What number of lines contain the word "нибудь"? Reply with the number and nothing else.

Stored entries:
※ ※ ※

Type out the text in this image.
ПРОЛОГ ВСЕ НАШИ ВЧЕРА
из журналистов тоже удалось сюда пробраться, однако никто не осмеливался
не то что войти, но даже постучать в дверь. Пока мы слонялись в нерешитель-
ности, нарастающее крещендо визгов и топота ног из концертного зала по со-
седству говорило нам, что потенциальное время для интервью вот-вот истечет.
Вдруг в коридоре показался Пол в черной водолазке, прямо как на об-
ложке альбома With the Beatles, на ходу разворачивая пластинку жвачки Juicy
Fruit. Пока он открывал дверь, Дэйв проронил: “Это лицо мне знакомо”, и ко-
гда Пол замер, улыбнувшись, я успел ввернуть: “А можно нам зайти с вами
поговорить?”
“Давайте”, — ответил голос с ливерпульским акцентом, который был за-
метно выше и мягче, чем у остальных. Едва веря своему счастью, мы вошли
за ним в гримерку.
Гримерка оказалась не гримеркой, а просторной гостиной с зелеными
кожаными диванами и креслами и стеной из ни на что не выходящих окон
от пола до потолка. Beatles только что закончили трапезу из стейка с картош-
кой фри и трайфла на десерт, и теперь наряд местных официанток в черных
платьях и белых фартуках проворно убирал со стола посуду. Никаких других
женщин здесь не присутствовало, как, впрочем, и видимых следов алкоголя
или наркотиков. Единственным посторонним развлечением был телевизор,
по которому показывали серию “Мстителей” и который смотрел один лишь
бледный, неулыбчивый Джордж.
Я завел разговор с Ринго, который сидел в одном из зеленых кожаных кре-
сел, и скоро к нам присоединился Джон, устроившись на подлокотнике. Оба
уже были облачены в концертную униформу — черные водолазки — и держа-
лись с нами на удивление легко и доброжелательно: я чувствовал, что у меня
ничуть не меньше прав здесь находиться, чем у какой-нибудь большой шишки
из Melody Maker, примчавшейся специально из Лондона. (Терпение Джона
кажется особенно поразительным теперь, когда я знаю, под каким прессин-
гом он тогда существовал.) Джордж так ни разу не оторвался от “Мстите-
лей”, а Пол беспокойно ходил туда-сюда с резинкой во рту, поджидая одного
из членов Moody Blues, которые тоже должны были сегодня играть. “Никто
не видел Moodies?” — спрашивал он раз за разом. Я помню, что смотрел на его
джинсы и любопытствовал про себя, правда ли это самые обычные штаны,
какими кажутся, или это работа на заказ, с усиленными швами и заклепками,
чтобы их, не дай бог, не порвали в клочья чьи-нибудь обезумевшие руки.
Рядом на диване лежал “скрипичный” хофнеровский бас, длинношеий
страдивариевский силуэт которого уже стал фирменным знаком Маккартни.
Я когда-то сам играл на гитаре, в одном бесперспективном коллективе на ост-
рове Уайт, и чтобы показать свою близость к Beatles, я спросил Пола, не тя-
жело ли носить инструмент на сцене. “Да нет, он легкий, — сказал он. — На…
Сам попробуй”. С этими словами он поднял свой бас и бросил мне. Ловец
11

※ ※ ※

■ ANSWER TO THE EXERCISE
2